Exercise goal: Reproduce every line of the records below verbatim, omitting the pictures from your answer.

━━━━━ Data records ━━━━━

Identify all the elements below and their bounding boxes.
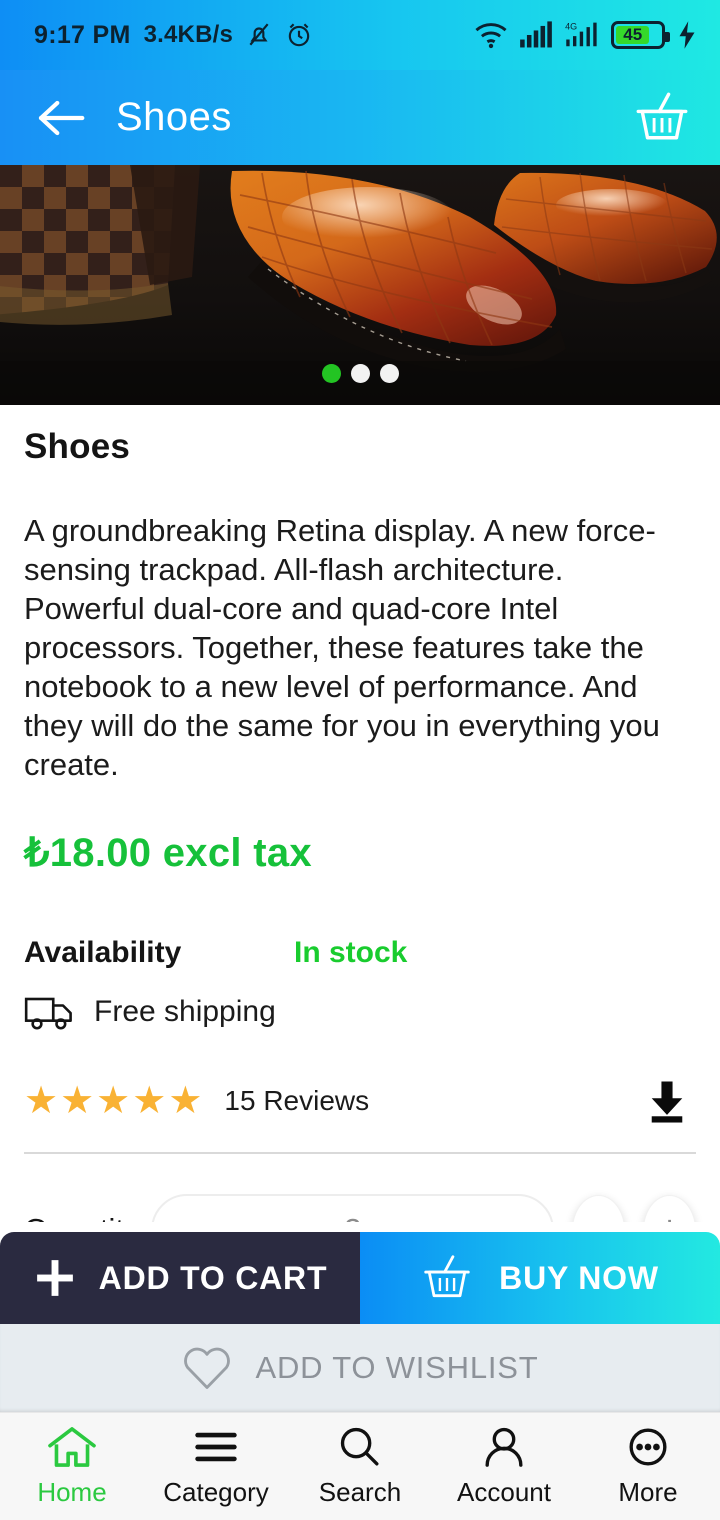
product-image-carousel[interactable] — [0, 165, 720, 405]
product-price: ₺18.00 excl tax — [24, 831, 312, 876]
nav-item-more[interactable]: More — [576, 1425, 720, 1508]
buy-now-label: BUY NOW — [499, 1259, 659, 1296]
reviews-count-label: 15 Reviews — [224, 1085, 370, 1117]
heart-outline-icon — [184, 1347, 231, 1389]
nav-item-search[interactable]: Search — [288, 1425, 432, 1508]
status-bar-left: 9:17 PM 3.4KB/s — [34, 20, 313, 50]
more-dots-icon — [629, 1428, 667, 1466]
product-detail-screen: 9:17 PM 3.4KB/s 4G 45 Shoes Shoes A grou… — [0, 0, 720, 1520]
add-to-cart-button[interactable]: ADD TO CART — [0, 1232, 360, 1324]
star-icon: ★ — [96, 1080, 131, 1123]
nav-label-account: Account — [457, 1477, 551, 1507]
nav-item-account[interactable]: Account — [432, 1425, 576, 1508]
bottom-navigation-bar: Home Category Search Account More — [0, 1412, 720, 1520]
product-details-body: Shoes A groundbreaking Retina display. A… — [0, 405, 720, 1222]
home-icon — [48, 1427, 96, 1467]
star-icon: ★ — [24, 1080, 59, 1123]
quantity-label: Quantity — [24, 1212, 151, 1222]
back-arrow-icon — [38, 100, 85, 135]
star-icon: ★ — [168, 1080, 203, 1123]
status-bar: 9:17 PM 3.4KB/s 4G 45 — [0, 0, 720, 70]
action-buttons-row: ADD TO CART BUY NOW — [0, 1232, 720, 1324]
download-button[interactable] — [638, 1072, 696, 1130]
battery-fill: 45 — [616, 25, 650, 44]
add-to-wishlist-button[interactable]: ADD TO WISHLIST — [0, 1324, 720, 1412]
cart-button[interactable] — [630, 86, 694, 150]
mobile-data-signal-icon: 4G — [565, 21, 597, 47]
star-icon: ★ — [60, 1080, 95, 1123]
alarm-clock-icon — [288, 23, 310, 47]
battery-indicator: 45 — [611, 21, 670, 49]
add-to-wishlist-label: ADD TO WISHLIST — [255, 1350, 539, 1385]
battery-percent-label: 45 — [623, 25, 643, 44]
status-bar-right: 4G 45 — [474, 20, 698, 50]
shipping-text: Free shipping — [94, 995, 276, 1029]
page-title: Shoes — [116, 95, 232, 139]
nav-label-more: More — [618, 1477, 678, 1507]
add-to-cart-label: ADD TO CART — [98, 1259, 328, 1296]
quantity-decrease-button[interactable]: - — [572, 1195, 626, 1222]
carousel-dot-1[interactable] — [321, 364, 341, 383]
signal-bars-icon — [520, 21, 552, 48]
nav-label-search: Search — [318, 1477, 402, 1507]
plus-icon — [36, 1260, 73, 1296]
availability-value: In stock — [294, 936, 408, 970]
nav-item-home[interactable]: Home — [0, 1425, 144, 1508]
quantity-row: Quantity - + — [24, 1194, 696, 1222]
charging-bolt-icon — [679, 21, 695, 49]
quantity-input[interactable] — [151, 1194, 555, 1222]
data-network-label: 4G — [565, 21, 577, 31]
carousel-dot-3[interactable] — [379, 364, 399, 383]
status-time: 9:17 PM — [34, 20, 131, 49]
star-icon: ★ — [132, 1080, 167, 1123]
nav-label-home: Home — [37, 1477, 107, 1507]
nav-item-category[interactable]: Category — [144, 1425, 288, 1508]
availability-row: Availability In stock — [24, 936, 696, 970]
nav-label-category: Category — [163, 1477, 269, 1507]
shopping-basket-icon — [424, 1255, 470, 1298]
shopping-basket-icon — [636, 92, 688, 139]
reviews-row[interactable]: ★ ★ ★ ★ ★ 15 Reviews — [24, 1072, 696, 1155]
person-icon — [485, 1427, 523, 1467]
rating-stars: ★ ★ ★ ★ ★ — [24, 1082, 202, 1120]
availability-label: Availability — [24, 936, 182, 970]
back-button[interactable] — [30, 87, 92, 149]
wifi-icon — [475, 23, 507, 49]
download-icon — [651, 1081, 683, 1123]
shipping-row: Free shipping — [24, 992, 696, 1032]
background-bag — [0, 165, 200, 325]
hamburger-menu-icon — [195, 1432, 237, 1462]
app-bar: Shoes — [0, 70, 720, 165]
delivery-truck-icon — [24, 998, 72, 1030]
carousel-dot-2[interactable] — [350, 364, 370, 383]
quantity-increase-button[interactable]: + — [643, 1195, 696, 1222]
carousel-dots[interactable] — [0, 364, 720, 383]
product-name: Shoes — [24, 427, 131, 466]
status-network-speed: 3.4KB/s — [143, 21, 234, 48]
bell-muted-icon — [249, 23, 269, 46]
search-icon — [340, 1427, 379, 1466]
buy-now-button[interactable]: BUY NOW — [360, 1232, 720, 1324]
product-description: A groundbreaking Retina display. A new f… — [24, 513, 660, 783]
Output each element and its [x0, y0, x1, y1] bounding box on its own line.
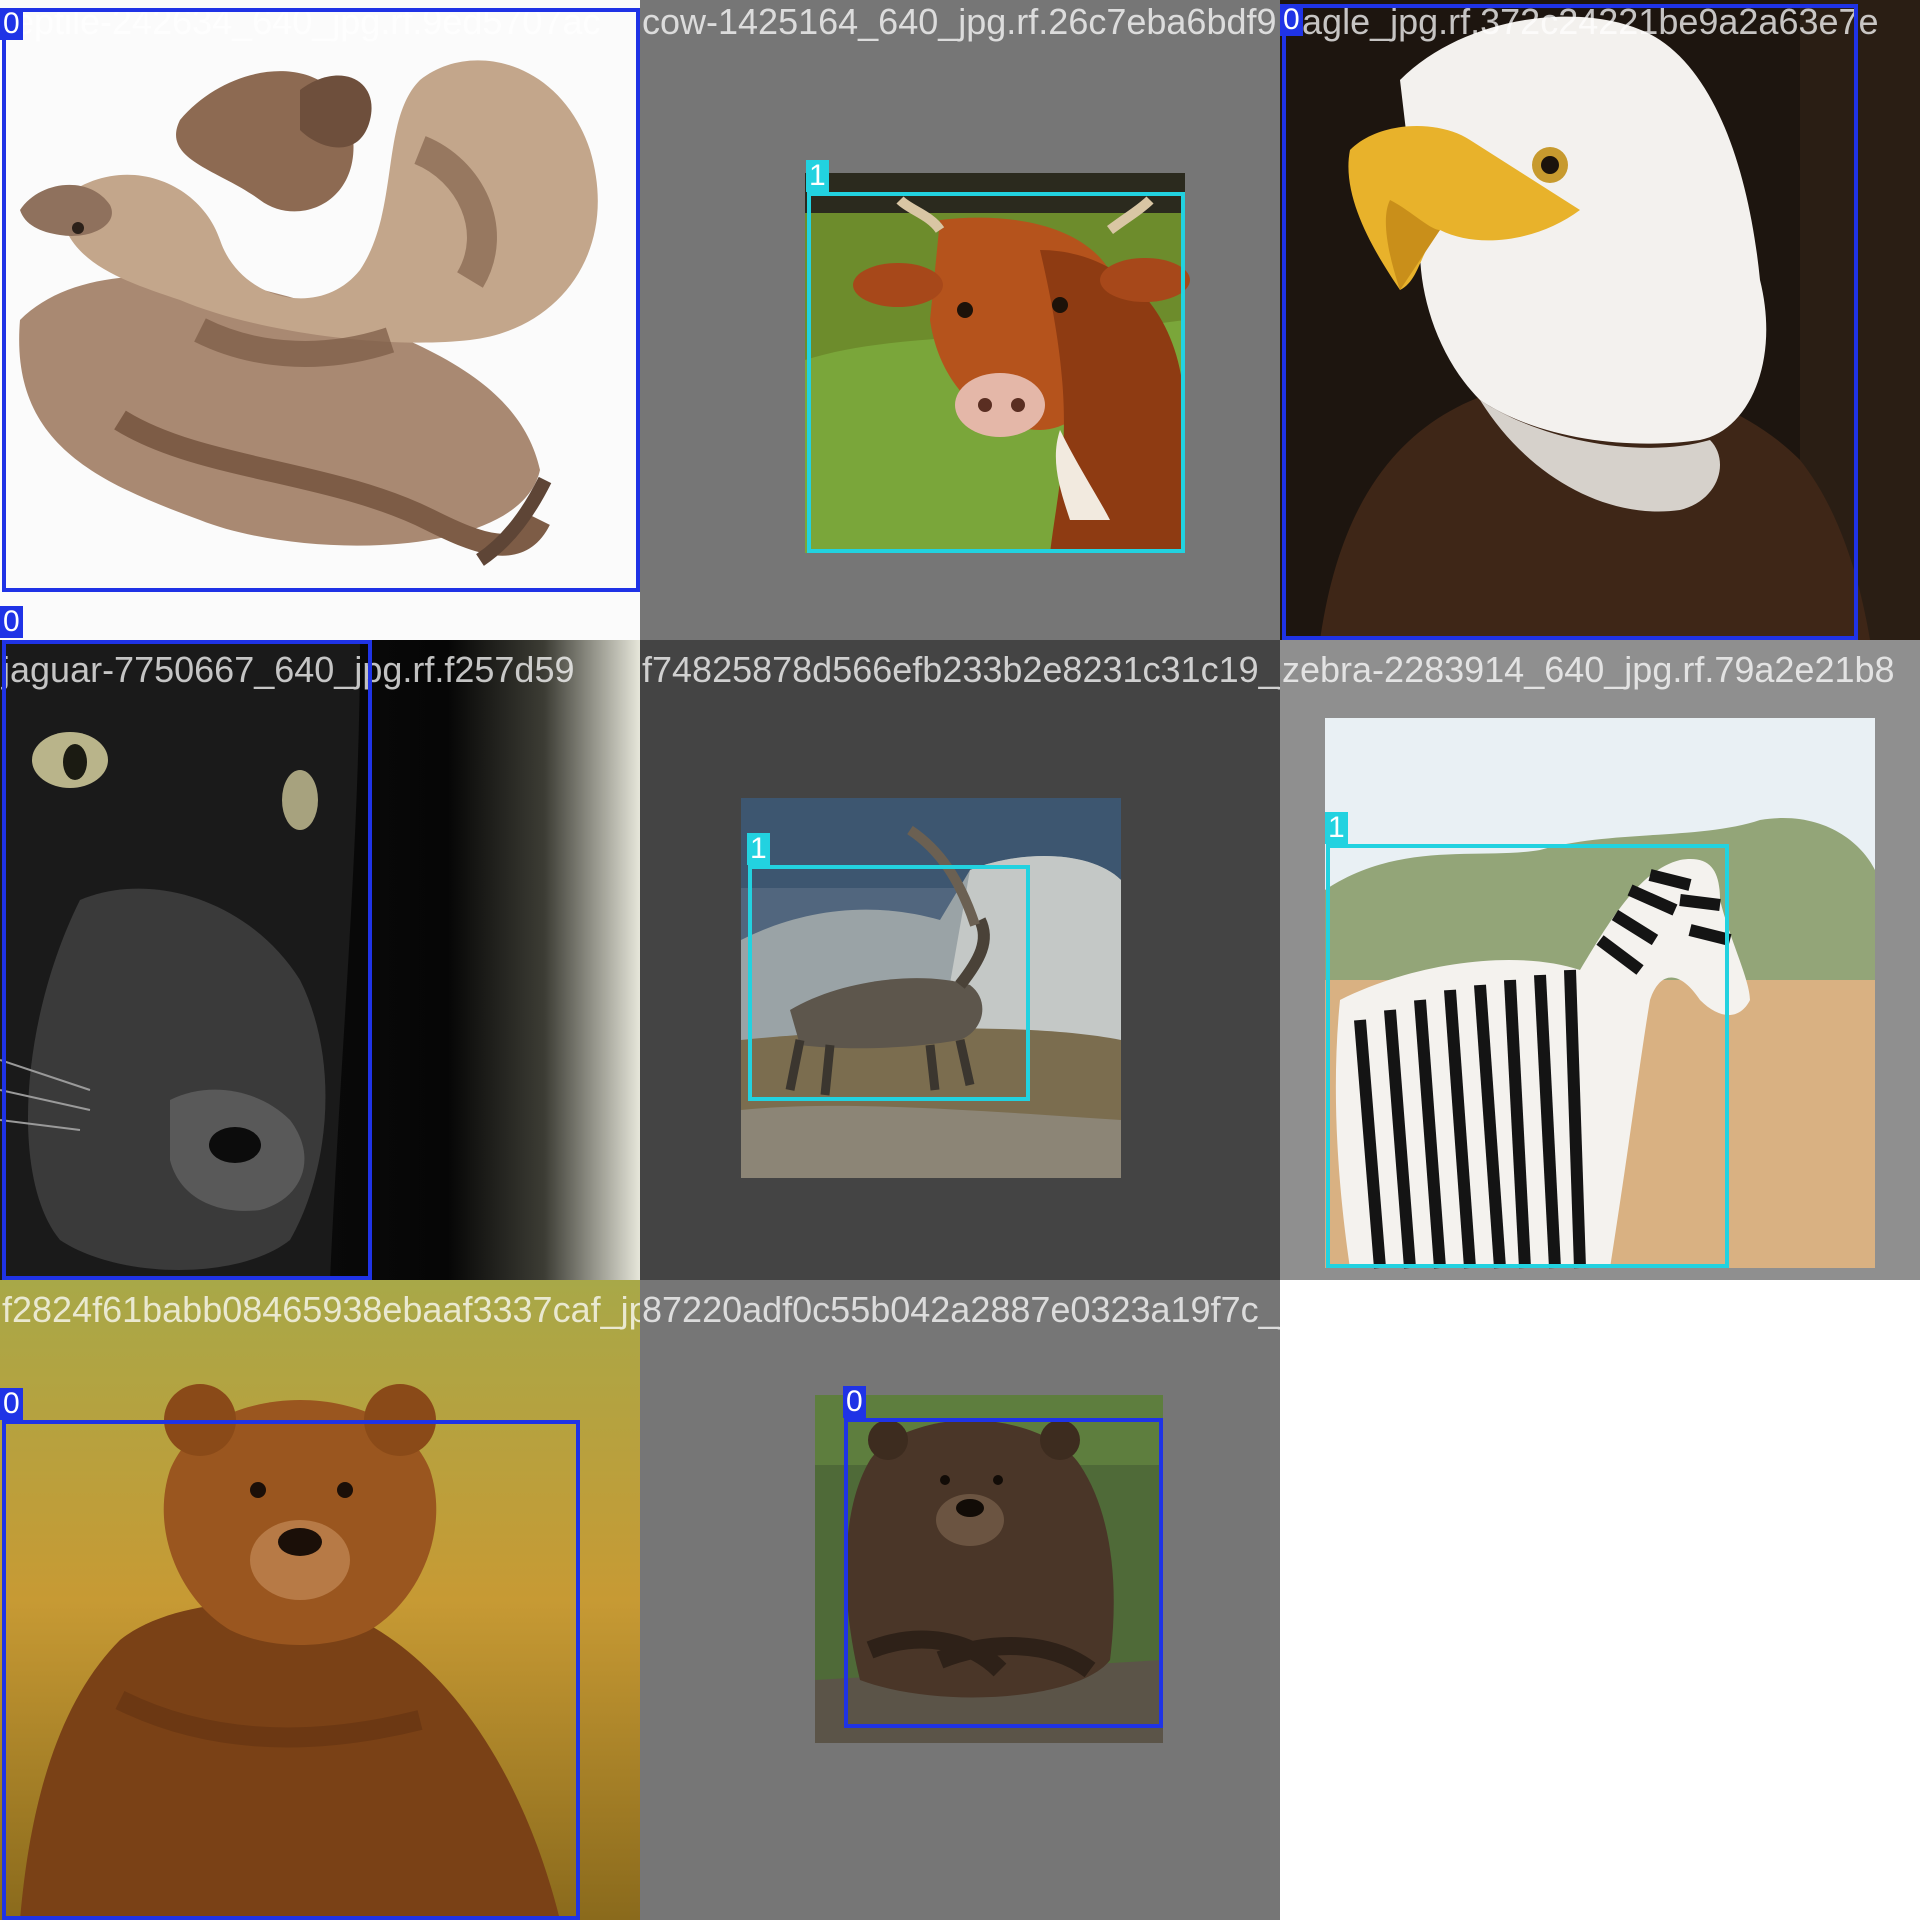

━━━━━

Solution to this task:
Identify all the elements below and their bounding boxes.
product-image-carousel[interactable] — [0, 165, 720, 405]
product-price: ₺18.00 excl tax — [24, 831, 312, 876]
nav-item-more[interactable]: More — [576, 1425, 720, 1508]
buy-now-label: BUY NOW — [499, 1259, 659, 1296]
reviews-count-label: 15 Reviews — [224, 1085, 370, 1117]
heart-outline-icon — [184, 1347, 231, 1389]
nav-item-search[interactable]: Search — [288, 1425, 432, 1508]
status-bar-left: 9:17 PM 3.4KB/s — [34, 20, 313, 50]
more-dots-icon — [629, 1428, 667, 1466]
product-detail-screen: 9:17 PM 3.4KB/s 4G 45 Shoes Shoes A grou… — [0, 0, 720, 1520]
add-to-cart-button[interactable]: ADD TO CART — [0, 1232, 360, 1324]
star-icon: ★ — [96, 1080, 131, 1123]
nav-label-account: Account — [457, 1477, 551, 1507]
nav-item-account[interactable]: Account — [432, 1425, 576, 1508]
bottom-navigation-bar: Home Category Search Account More — [0, 1412, 720, 1520]
product-details-body: Shoes A groundbreaking Retina display. A… — [0, 405, 720, 1222]
home-icon — [48, 1427, 96, 1467]
star-icon: ★ — [24, 1080, 59, 1123]
quantity-label: Quantity — [24, 1212, 151, 1222]
back-arrow-icon — [38, 100, 85, 135]
star-icon: ★ — [168, 1080, 203, 1123]
status-bar: 9:17 PM 3.4KB/s 4G 45 — [0, 0, 720, 70]
action-buttons-row: ADD TO CART BUY NOW — [0, 1232, 720, 1324]
download-button[interactable] — [638, 1072, 696, 1130]
battery-fill: 45 — [616, 25, 650, 44]
add-to-wishlist-button[interactable]: ADD TO WISHLIST — [0, 1324, 720, 1412]
cart-button[interactable] — [630, 86, 694, 150]
mobile-data-signal-icon: 4G — [565, 21, 597, 47]
star-icon: ★ — [60, 1080, 95, 1123]
alarm-clock-icon — [288, 23, 310, 47]
battery-indicator: 45 — [611, 21, 670, 49]
add-to-wishlist-label: ADD TO WISHLIST — [255, 1350, 539, 1385]
battery-percent-label: 45 — [623, 25, 643, 44]
status-bar-right: 4G 45 — [474, 20, 698, 50]
shipping-text: Free shipping — [94, 995, 276, 1029]
page-title: Shoes — [116, 95, 232, 139]
nav-label-more: More — [618, 1477, 678, 1507]
add-to-cart-label: ADD TO CART — [98, 1259, 328, 1296]
quantity-decrease-button[interactable]: - — [572, 1195, 626, 1222]
carousel-dot-1[interactable] — [321, 364, 341, 383]
signal-bars-icon — [520, 21, 552, 48]
nav-label-search: Search — [318, 1477, 402, 1507]
plus-icon — [36, 1260, 73, 1296]
availability-value: In stock — [294, 936, 408, 970]
nav-item-home[interactable]: Home — [0, 1425, 144, 1508]
quantity-row: Quantity - + — [24, 1194, 696, 1222]
charging-bolt-icon — [679, 21, 695, 49]
quantity-input[interactable] — [151, 1194, 555, 1222]
data-network-label: 4G — [565, 21, 577, 31]
carousel-dot-3[interactable] — [379, 364, 399, 383]
status-time: 9:17 PM — [34, 20, 131, 49]
star-icon: ★ — [132, 1080, 167, 1123]
nav-label-home: Home — [37, 1477, 107, 1507]
nav-item-category[interactable]: Category — [144, 1425, 288, 1508]
availability-row: Availability In stock — [24, 936, 696, 970]
nav-label-category: Category — [163, 1477, 269, 1507]
shopping-basket-icon — [424, 1255, 470, 1298]
shopping-basket-icon — [636, 92, 688, 139]
reviews-row[interactable]: ★ ★ ★ ★ ★ 15 Reviews — [24, 1072, 696, 1155]
person-icon — [485, 1427, 523, 1467]
rating-stars: ★ ★ ★ ★ ★ — [24, 1082, 202, 1120]
availability-label: Availability — [24, 936, 182, 970]
back-button[interactable] — [30, 87, 92, 149]
wifi-icon — [475, 23, 507, 49]
download-icon — [651, 1081, 683, 1123]
shipping-row: Free shipping — [24, 992, 696, 1032]
background-bag — [0, 165, 200, 325]
hamburger-menu-icon — [195, 1432, 237, 1462]
app-bar: Shoes — [0, 70, 720, 165]
delivery-truck-icon — [24, 998, 72, 1030]
carousel-dot-2[interactable] — [350, 364, 370, 383]
quantity-increase-button[interactable]: + — [643, 1195, 696, 1222]
carousel-dots[interactable] — [0, 364, 720, 383]
product-name: Shoes — [24, 427, 131, 466]
status-network-speed: 3.4KB/s — [143, 21, 234, 48]
bell-muted-icon — [249, 23, 269, 46]
search-icon — [340, 1427, 379, 1466]
buy-now-button[interactable]: BUY NOW — [360, 1232, 720, 1324]
product-description: A groundbreaking Retina display. A new f… — [24, 513, 660, 783]
Output each element and its [x0, y0, x1, y1] bounding box on its own line.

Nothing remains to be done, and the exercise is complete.